* WRITTEN TASK *
Report the number of lines where the string "ipsum" occurs, and write nothing else.

* RECORDED INFORMATION *
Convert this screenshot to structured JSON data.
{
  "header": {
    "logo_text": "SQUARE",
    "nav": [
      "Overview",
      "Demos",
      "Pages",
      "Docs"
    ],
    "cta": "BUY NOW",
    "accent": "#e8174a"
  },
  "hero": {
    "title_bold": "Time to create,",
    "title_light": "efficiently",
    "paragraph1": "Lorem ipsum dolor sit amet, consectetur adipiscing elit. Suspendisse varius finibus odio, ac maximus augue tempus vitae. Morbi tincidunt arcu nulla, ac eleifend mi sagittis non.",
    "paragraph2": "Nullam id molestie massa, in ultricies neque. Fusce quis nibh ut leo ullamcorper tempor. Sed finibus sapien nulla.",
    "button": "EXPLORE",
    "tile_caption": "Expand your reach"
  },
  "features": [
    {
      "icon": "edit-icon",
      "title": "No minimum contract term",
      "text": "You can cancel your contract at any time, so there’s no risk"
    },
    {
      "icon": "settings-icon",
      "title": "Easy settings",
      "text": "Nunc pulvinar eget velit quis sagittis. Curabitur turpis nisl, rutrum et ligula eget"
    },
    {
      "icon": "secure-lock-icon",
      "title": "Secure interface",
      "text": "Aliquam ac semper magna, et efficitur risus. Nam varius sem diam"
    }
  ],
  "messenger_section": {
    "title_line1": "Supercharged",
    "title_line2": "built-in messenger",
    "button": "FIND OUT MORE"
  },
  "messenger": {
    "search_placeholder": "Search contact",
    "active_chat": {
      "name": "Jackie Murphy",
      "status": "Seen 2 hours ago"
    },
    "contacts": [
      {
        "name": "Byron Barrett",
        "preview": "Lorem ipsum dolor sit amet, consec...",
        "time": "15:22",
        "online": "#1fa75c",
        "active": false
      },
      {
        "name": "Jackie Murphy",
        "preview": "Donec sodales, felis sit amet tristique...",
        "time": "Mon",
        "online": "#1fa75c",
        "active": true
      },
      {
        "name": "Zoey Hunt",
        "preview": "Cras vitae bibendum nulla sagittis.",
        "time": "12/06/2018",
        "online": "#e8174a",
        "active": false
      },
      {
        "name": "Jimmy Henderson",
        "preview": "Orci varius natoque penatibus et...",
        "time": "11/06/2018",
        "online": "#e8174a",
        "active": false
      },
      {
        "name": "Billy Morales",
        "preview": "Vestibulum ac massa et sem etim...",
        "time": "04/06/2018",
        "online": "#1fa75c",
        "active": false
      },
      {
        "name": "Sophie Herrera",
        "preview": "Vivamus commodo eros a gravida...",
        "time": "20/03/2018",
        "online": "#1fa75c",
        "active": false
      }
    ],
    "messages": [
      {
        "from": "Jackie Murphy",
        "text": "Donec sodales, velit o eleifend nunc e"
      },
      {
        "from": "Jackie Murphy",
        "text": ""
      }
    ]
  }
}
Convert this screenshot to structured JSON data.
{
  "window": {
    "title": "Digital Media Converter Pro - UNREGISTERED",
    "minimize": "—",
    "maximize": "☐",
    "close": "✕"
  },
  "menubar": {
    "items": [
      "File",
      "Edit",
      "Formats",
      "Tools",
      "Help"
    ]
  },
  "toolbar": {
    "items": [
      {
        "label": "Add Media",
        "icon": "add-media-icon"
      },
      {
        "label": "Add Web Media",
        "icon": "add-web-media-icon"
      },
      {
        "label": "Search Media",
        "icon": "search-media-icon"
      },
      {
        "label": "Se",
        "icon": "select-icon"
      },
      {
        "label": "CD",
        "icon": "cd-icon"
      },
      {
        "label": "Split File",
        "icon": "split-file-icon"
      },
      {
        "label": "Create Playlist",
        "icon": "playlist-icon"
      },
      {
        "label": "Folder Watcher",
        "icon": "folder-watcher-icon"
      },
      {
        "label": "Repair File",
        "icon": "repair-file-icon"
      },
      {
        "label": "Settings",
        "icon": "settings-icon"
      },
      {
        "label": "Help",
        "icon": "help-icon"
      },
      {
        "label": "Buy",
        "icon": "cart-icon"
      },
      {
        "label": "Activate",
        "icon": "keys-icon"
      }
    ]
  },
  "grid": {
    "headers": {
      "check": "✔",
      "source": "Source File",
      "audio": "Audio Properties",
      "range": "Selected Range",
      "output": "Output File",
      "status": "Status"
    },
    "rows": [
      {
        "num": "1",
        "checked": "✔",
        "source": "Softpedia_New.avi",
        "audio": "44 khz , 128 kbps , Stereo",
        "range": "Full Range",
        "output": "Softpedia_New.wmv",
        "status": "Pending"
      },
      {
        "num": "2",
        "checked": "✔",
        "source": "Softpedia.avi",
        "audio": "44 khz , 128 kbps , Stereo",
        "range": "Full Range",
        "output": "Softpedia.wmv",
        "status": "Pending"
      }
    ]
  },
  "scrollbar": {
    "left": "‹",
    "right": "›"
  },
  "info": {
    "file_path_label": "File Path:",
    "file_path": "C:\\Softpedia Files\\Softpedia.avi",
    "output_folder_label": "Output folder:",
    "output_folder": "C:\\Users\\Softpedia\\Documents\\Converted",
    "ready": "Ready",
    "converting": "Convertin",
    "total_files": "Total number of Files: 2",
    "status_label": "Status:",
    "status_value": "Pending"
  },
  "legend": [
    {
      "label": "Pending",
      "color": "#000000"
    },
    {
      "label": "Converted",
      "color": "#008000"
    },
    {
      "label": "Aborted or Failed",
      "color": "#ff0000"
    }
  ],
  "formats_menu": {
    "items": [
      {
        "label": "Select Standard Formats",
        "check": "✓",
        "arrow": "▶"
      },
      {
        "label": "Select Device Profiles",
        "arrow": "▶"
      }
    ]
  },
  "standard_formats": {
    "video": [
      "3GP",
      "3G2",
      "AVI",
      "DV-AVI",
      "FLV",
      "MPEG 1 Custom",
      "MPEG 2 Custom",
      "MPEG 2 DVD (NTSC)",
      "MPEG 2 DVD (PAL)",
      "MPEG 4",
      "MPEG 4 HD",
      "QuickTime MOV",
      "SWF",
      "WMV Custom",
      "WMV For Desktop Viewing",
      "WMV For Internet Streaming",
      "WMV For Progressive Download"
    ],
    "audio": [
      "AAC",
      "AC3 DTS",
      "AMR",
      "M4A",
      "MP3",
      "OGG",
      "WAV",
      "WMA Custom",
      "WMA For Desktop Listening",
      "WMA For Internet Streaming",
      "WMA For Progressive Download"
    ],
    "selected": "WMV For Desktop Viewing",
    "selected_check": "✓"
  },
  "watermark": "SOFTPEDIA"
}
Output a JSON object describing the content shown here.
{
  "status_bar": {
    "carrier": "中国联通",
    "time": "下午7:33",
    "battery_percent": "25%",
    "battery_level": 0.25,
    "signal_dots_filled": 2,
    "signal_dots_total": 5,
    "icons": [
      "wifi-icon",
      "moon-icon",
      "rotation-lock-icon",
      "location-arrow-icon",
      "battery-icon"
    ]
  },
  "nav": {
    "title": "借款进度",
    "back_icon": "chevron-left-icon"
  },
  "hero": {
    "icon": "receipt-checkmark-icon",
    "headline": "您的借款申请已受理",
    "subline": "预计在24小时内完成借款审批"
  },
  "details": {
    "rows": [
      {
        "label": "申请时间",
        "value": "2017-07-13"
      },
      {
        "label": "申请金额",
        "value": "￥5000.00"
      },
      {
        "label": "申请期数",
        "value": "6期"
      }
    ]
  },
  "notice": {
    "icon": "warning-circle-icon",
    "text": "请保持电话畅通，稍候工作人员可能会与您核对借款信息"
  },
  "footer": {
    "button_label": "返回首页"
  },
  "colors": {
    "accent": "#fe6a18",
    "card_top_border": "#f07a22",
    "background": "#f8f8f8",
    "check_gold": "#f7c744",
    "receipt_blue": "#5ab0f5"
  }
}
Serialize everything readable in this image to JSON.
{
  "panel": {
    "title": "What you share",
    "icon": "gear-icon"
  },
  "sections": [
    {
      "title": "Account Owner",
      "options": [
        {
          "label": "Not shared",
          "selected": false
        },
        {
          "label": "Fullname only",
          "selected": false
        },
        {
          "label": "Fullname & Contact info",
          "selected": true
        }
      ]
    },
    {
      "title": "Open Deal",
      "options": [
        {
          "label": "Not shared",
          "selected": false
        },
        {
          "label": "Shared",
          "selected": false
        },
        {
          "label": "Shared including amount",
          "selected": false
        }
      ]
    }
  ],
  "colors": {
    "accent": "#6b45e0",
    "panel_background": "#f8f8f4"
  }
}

* REPLY TO THE EXERCISE *
2